> _EXERCISE AIM_
What follows is a set of entries. Give them again exactly, without the pictures.

> _EXTRACTED ENTRIES_

────────────────────────────────────────

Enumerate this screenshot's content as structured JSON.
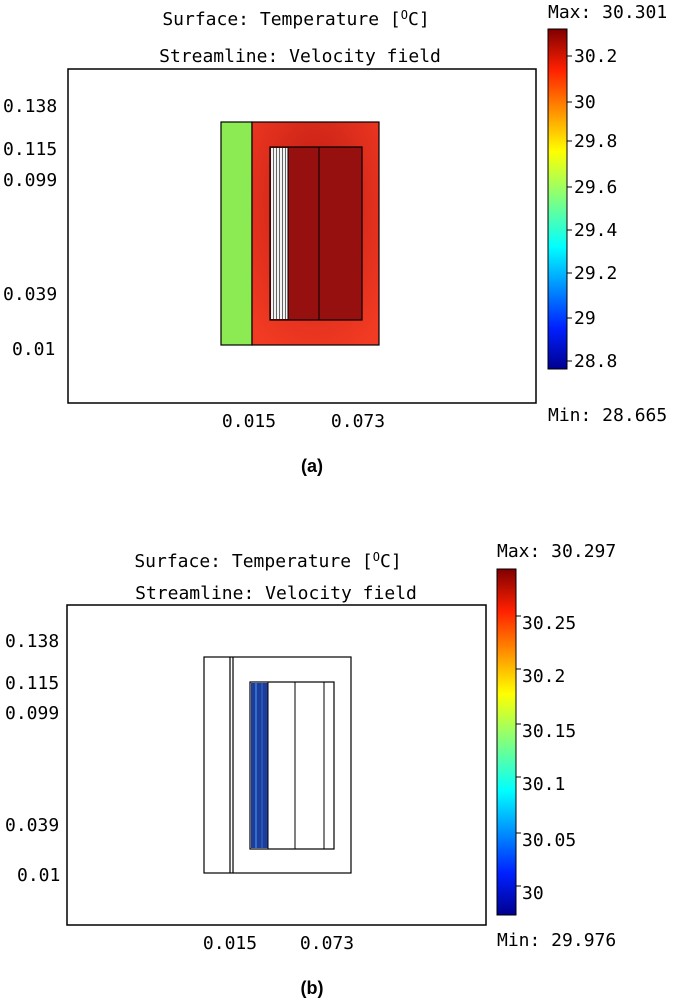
{
  "panels": [
    {
      "title_line1": "Surface: Temperature [",
      "title_unit_sup": "O",
      "title_unit_tail": "C]",
      "title_line2": "Streamline: Velocity field",
      "y_ticks": [
        "0.138",
        "0.115",
        "0.099",
        "0.039",
        "0.01"
      ],
      "x_ticks": [
        "0.015",
        "0.073"
      ],
      "colorbar": {
        "max_text": "Max: 30.301",
        "min_text": "Min: 28.665",
        "ticks": [
          "30.2",
          "30",
          "29.8",
          "29.6",
          "29.4",
          "29.2",
          "29",
          "28.8"
        ]
      },
      "caption": "(a)"
    },
    {
      "title_line1": "Surface: Temperature [",
      "title_unit_sup": "O",
      "title_unit_tail": "C]",
      "title_line2": "Streamline: Velocity field",
      "y_ticks": [
        "0.138",
        "0.115",
        "0.099",
        "0.039",
        "0.01"
      ],
      "x_ticks": [
        "0.015",
        "0.073"
      ],
      "colorbar": {
        "max_text": "Max: 30.297",
        "min_text": "Min: 29.976",
        "ticks": [
          "30.25",
          "30.2",
          "30.15",
          "30.1",
          "30.05",
          "30"
        ]
      },
      "caption": "(b)"
    }
  ],
  "colors": {
    "hot_red": "#ee3322",
    "dark_red": "#9a0e0e",
    "green_strip": "#8cea52",
    "cold_blue": "#1e3c9a"
  }
}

────────────────────────────────────────

> _COMPLETE RESPONSE_
Enumerate this screenshot's content as structured JSON.
{
  "panels": [
    {
      "title_line1": "Surface: Temperature [",
      "title_unit_sup": "O",
      "title_unit_tail": "C]",
      "title_line2": "Streamline: Velocity field",
      "y_ticks": [
        "0.138",
        "0.115",
        "0.099",
        "0.039",
        "0.01"
      ],
      "x_ticks": [
        "0.015",
        "0.073"
      ],
      "colorbar": {
        "max_text": "Max: 30.301",
        "min_text": "Min: 28.665",
        "ticks": [
          "30.2",
          "30",
          "29.8",
          "29.6",
          "29.4",
          "29.2",
          "29",
          "28.8"
        ]
      },
      "caption": "(a)"
    },
    {
      "title_line1": "Surface: Temperature [",
      "title_unit_sup": "O",
      "title_unit_tail": "C]",
      "title_line2": "Streamline: Velocity field",
      "y_ticks": [
        "0.138",
        "0.115",
        "0.099",
        "0.039",
        "0.01"
      ],
      "x_ticks": [
        "0.015",
        "0.073"
      ],
      "colorbar": {
        "max_text": "Max: 30.297",
        "min_text": "Min: 29.976",
        "ticks": [
          "30.25",
          "30.2",
          "30.15",
          "30.1",
          "30.05",
          "30"
        ]
      },
      "caption": "(b)"
    }
  ],
  "colors": {
    "hot_red": "#ee3322",
    "dark_red": "#9a0e0e",
    "green_strip": "#8cea52",
    "cold_blue": "#1e3c9a"
  }
}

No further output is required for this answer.